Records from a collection
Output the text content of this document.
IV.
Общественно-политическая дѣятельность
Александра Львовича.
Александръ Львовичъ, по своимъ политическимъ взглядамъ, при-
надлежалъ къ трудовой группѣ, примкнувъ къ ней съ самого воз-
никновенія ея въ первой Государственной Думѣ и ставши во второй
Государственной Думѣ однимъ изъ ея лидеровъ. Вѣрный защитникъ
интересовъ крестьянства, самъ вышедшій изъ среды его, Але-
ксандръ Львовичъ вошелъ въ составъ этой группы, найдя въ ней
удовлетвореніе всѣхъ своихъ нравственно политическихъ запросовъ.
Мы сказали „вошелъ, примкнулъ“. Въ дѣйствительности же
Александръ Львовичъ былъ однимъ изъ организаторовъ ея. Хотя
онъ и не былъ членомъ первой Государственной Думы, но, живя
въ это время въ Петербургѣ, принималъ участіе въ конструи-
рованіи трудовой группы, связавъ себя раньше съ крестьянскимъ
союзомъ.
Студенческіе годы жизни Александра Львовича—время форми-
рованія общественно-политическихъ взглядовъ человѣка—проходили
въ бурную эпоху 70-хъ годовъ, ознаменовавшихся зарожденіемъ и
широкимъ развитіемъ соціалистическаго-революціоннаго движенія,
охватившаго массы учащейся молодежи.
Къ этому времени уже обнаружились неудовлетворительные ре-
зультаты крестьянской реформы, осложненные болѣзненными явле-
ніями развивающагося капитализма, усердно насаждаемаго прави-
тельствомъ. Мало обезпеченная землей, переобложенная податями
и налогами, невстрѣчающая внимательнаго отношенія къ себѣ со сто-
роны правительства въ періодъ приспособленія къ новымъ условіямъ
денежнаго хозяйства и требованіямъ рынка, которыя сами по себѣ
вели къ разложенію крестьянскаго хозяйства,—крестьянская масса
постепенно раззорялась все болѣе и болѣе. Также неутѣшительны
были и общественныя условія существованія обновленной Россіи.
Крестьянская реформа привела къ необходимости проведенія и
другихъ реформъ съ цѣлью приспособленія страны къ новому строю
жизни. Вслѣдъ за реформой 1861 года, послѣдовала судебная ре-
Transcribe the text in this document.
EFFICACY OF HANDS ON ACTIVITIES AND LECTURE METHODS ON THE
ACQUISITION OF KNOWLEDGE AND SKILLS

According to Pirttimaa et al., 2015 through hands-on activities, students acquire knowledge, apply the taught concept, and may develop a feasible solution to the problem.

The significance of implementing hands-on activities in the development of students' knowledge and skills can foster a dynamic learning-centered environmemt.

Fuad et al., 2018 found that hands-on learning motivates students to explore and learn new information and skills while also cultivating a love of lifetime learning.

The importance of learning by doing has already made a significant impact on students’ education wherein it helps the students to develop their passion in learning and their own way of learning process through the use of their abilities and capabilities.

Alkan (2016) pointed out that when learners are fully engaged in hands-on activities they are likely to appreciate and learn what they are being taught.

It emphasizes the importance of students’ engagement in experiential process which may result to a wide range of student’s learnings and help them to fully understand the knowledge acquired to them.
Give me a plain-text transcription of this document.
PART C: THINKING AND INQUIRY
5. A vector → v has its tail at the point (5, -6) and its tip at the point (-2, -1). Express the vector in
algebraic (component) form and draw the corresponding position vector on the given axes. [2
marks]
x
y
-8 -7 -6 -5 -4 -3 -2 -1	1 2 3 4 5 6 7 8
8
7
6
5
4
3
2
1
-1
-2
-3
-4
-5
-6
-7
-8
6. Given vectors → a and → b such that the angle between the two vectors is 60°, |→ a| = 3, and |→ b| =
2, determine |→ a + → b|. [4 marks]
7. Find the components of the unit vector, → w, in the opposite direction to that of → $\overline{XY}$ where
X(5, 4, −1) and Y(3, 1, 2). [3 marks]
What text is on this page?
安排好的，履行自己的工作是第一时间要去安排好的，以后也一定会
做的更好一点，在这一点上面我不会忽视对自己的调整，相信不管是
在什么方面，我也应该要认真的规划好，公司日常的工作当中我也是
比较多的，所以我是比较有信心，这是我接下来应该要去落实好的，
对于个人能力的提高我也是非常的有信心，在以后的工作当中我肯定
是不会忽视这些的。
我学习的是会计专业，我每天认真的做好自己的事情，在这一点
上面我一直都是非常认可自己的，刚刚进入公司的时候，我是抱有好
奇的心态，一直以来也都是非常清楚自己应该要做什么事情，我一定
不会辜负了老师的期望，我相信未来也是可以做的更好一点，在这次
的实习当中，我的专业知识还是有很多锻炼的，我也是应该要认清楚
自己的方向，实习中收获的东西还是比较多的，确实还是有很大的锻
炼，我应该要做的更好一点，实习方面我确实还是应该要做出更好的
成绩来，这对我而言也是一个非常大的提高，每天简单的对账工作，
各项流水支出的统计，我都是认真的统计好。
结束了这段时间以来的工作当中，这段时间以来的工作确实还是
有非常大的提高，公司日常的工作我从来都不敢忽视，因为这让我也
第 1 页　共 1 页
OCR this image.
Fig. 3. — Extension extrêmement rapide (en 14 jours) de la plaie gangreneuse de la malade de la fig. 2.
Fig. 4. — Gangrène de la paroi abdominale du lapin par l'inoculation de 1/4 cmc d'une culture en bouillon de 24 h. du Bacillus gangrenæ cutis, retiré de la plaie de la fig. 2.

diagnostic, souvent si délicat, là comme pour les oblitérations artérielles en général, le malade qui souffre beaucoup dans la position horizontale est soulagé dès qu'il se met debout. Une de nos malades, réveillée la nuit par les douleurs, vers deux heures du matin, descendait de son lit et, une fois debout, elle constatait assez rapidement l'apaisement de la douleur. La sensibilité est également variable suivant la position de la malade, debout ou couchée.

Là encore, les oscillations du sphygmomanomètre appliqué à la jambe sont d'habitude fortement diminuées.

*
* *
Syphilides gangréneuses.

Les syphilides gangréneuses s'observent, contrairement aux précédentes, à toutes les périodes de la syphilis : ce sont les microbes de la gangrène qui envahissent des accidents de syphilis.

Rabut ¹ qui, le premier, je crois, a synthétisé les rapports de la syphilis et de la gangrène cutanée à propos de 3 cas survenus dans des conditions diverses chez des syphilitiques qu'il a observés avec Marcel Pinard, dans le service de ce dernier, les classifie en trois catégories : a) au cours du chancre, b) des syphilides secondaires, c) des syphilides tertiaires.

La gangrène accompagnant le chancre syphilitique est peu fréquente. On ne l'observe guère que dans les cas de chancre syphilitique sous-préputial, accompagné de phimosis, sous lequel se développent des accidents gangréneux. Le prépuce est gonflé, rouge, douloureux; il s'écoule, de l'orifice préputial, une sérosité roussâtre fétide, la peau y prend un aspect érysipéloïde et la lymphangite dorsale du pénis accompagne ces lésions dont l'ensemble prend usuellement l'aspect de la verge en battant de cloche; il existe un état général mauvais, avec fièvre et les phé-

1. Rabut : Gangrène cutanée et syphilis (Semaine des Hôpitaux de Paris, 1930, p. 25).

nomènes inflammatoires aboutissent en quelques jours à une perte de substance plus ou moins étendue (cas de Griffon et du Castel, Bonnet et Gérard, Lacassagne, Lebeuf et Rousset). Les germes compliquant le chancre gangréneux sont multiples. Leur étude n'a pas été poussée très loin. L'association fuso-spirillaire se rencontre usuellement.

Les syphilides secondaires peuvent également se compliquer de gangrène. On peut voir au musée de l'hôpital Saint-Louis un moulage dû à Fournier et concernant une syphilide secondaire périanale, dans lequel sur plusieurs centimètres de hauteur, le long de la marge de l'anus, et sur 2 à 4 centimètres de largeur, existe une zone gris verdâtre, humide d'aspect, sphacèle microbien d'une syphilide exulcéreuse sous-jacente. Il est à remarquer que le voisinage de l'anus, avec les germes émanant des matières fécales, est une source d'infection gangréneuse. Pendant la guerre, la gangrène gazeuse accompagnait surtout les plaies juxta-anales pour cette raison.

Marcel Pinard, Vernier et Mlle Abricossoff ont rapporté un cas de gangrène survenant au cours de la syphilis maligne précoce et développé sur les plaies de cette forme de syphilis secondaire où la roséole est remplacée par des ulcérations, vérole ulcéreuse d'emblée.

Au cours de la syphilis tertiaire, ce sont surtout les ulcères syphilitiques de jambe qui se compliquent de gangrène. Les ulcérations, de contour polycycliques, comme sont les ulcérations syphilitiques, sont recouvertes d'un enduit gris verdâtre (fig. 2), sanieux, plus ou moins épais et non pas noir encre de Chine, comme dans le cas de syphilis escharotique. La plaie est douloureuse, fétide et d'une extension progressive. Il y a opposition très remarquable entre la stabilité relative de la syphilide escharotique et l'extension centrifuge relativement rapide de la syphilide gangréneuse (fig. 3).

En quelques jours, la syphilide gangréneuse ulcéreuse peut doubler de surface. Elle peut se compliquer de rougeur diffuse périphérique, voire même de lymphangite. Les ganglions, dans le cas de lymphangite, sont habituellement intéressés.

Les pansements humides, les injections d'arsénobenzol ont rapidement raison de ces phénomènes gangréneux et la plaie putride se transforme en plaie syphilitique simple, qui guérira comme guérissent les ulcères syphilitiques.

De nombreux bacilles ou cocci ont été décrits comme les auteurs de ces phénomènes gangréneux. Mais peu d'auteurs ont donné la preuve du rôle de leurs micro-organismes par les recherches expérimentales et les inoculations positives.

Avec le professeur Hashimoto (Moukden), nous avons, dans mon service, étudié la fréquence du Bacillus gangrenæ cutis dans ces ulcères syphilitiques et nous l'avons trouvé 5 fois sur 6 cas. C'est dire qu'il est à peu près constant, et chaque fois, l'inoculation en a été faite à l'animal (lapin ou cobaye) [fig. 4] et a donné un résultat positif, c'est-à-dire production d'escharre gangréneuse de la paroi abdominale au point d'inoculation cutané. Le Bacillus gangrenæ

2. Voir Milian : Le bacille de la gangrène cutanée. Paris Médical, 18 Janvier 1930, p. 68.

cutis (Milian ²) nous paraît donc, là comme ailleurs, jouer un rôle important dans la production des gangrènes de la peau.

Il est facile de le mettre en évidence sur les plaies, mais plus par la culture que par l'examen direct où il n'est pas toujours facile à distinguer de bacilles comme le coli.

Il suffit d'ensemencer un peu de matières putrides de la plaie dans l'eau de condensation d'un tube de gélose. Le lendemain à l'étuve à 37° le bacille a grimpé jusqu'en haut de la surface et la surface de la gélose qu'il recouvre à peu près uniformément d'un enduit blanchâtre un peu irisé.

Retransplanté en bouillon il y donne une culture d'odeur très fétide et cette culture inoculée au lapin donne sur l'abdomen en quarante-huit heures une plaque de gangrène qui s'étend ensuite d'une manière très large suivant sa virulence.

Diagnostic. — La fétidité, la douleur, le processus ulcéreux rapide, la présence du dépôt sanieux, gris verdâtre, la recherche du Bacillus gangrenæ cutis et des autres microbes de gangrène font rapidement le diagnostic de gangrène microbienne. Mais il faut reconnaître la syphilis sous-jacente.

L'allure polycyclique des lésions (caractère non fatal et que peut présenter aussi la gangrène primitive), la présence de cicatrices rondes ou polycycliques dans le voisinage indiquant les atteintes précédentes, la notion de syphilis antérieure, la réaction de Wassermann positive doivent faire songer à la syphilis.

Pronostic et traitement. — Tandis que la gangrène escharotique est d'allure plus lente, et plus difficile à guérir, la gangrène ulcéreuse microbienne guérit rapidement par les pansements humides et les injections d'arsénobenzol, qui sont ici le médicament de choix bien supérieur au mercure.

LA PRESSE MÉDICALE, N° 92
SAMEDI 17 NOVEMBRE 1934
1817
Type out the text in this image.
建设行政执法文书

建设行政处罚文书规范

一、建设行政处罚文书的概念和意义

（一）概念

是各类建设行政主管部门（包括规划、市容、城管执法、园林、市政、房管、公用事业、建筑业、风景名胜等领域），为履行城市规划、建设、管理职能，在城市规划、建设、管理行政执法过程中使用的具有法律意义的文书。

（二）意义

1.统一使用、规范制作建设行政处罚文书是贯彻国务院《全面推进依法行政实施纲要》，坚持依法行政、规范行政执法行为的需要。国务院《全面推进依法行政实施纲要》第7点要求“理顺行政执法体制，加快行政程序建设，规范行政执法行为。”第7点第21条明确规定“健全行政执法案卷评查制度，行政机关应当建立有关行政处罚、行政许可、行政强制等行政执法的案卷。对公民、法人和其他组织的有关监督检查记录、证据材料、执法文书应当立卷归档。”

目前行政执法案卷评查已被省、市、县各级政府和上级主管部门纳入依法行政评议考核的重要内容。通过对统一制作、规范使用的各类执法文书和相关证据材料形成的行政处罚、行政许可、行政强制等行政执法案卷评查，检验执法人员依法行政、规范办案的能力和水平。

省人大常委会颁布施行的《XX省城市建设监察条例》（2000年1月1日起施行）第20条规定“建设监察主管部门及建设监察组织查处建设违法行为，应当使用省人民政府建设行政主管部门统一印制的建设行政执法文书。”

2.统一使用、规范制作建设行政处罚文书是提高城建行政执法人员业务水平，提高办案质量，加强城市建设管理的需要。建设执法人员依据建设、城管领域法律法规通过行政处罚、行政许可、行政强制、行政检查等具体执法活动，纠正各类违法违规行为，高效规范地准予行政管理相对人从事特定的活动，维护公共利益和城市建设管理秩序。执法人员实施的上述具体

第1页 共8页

* _Written task_: Collect from the data above every line that includes "Milian".

* _Exercise answer_:
2. Voir Milian : Le bacille de la gangrène cutanée. Paris Médical, 18 Janvier 1930, p. 68.
cutis (Milian ²) nous paraît donc, là comme ailleurs, jouer un rôle important dans la production des gangrènes de la peau.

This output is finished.